#### WORK REQUIRED:
In the data below, find every line that has the string "восточных", and copy it.

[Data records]
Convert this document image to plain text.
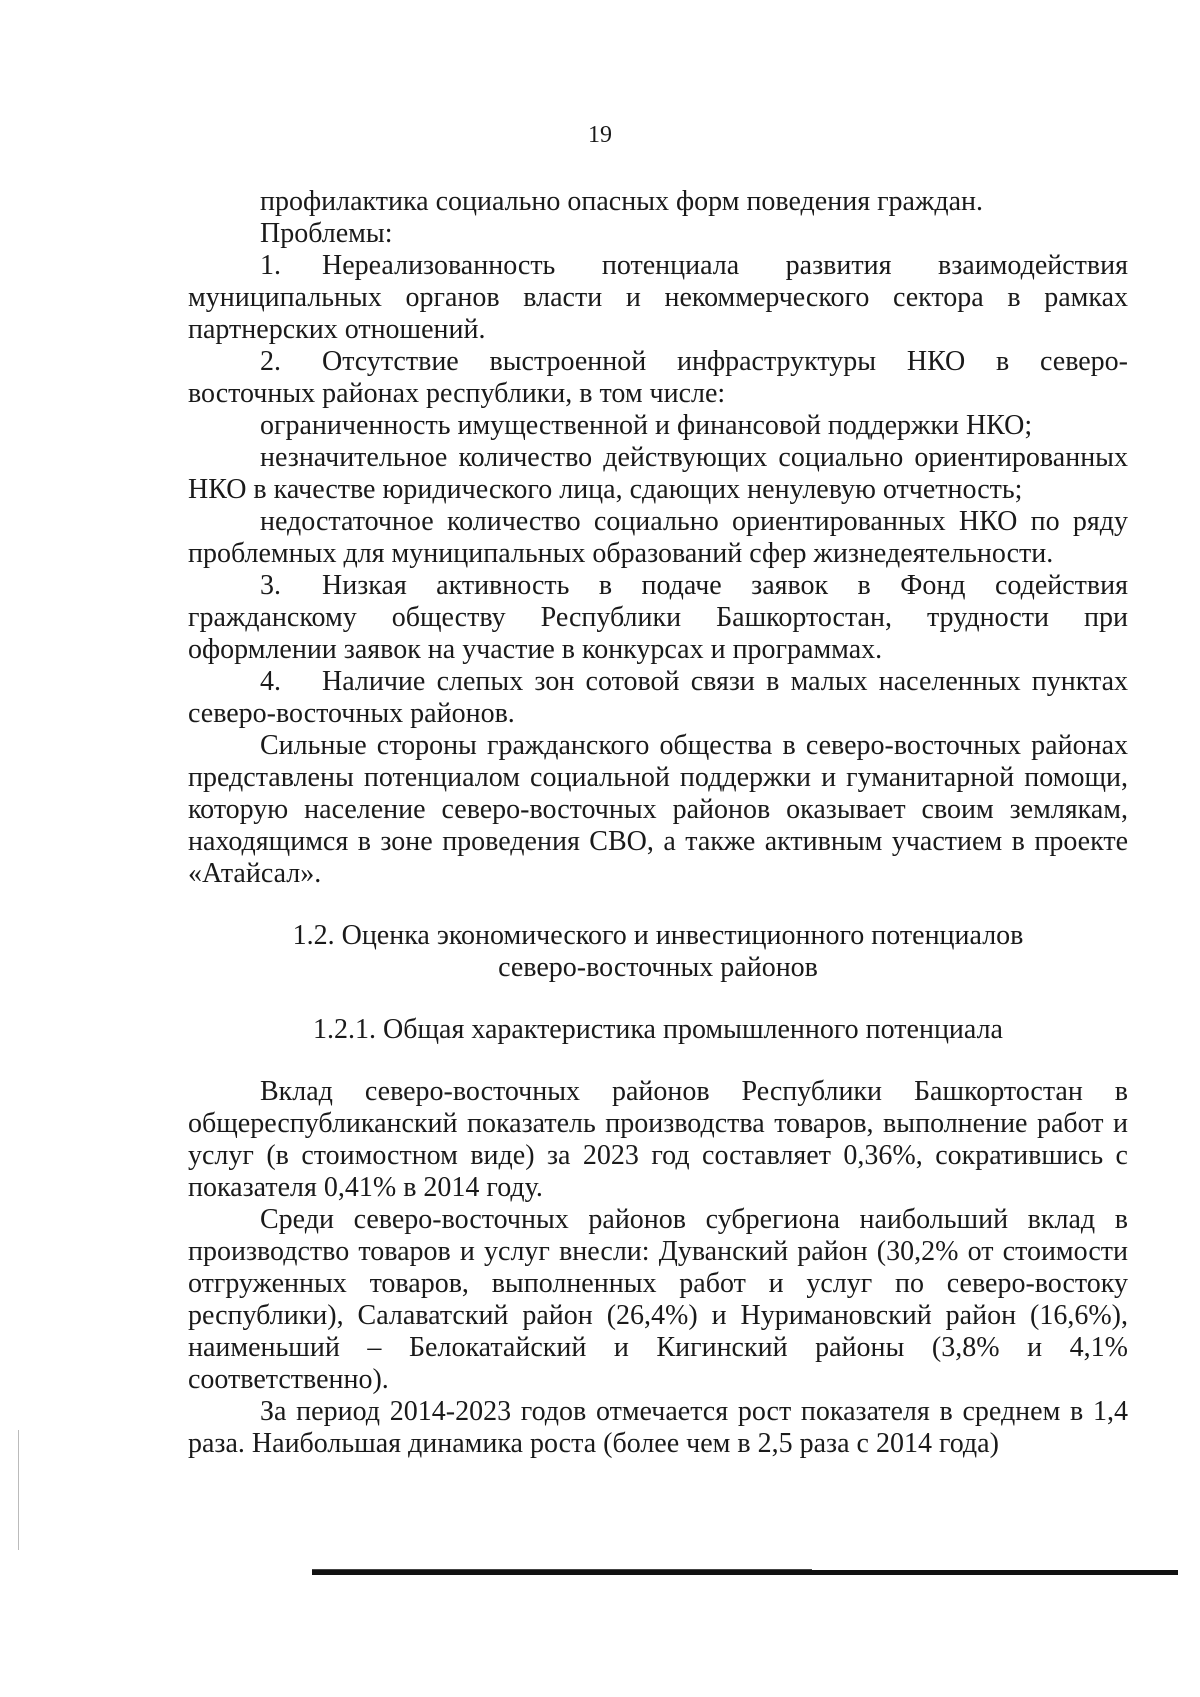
19

профилактика социально опасных форм поведения граждан.

Проблемы:

1. Нереализованность потенциала развития взаимодействия муниципальных органов власти и некоммерческого сектора в рамках партнерских отношений.

2. Отсутствие выстроенной инфраструктуры НКО в северо-восточных районах республики, в том числе:

ограниченность имущественной и финансовой поддержки НКО;

незначительное количество действующих социально ориентированных НКО в качестве юридического лица, сдающих ненулевую отчетность;

недостаточное количество социально ориентированных НКО по ряду проблемных для муниципальных образований сфер жизнедеятельности.

3. Низкая активность в подаче заявок в Фонд содействия гражданскому обществу Республики Башкортостан, трудности при оформлении заявок на участие в конкурсах и программах.

4. Наличие слепых зон сотовой связи в малых населенных пунктах северо-восточных районов.

Сильные стороны гражданского общества в северо-восточных районах представлены потенциалом социальной поддержки и гуманитарной помощи, которую население северо-восточных районов оказывает своим землякам, находящимся в зоне проведения СВО, а также активным участием в проекте «Атайсал».

1.2. Оценка экономического и инвестиционного потенциалов
северо-восточных районов

1.2.1. Общая характеристика промышленного потенциала

Вклад северо-восточных районов Республики Башкортостан в общереспубликанский показатель производства товаров, выполнение работ и услуг (в стоимостном виде) за 2023 год составляет 0,36%, сократившись с показателя 0,41% в 2014 году.

Среди северо-восточных районов субрегиона наибольший вклад в производство товаров и услуг внесли: Дуванский район (30,2% от стоимости отгруженных товаров, выполненных работ и услуг по северо-востоку республики), Салаватский район (26,4%) и Нуримановский район (16,6%), наименьший – Белокатайский и Кигинский районы (3,8% и 4,1% соответственно).

За период 2014-2023 годов отмечается рост показателя в среднем в 1,4 раза. Наибольшая динамика роста (более чем в 2,5 раза с 2014 года)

#### WORKED ANSWER:
2. Отсутствие выстроенной инфраструктуры НКО в северо-восточных районах республики, в том числе:
4. Наличие слепых зон сотовой связи в малых населенных пунктах северо-восточных районов.
Сильные стороны гражданского общества в северо-восточных районах представлены потенциалом социальной поддержки и гуманитарной помощи, которую население северо-восточных районов оказывает своим землякам, находящимся в зоне проведения СВО, а также активным участием в проекте «Атайсал».
северо-восточных районов
Вклад северо-восточных районов Республики Башкортостан в общереспубликанский показатель производства товаров, выполнение работ и услуг (в стоимостном виде) за 2023 год составляет 0,36%, сократившись с показателя 0,41% в 2014 году.
Среди северо-восточных районов субрегиона наибольший вклад в производство товаров и услуг внесли: Дуванский район (30,2% от стоимости отгруженных товаров, выполненных работ и услуг по северо-востоку республики), Салаватский район (26,4%) и Нуримановский район (16,6%), наименьший – Белокатайский и Кигинский районы (3,8% и 4,1% соответственно).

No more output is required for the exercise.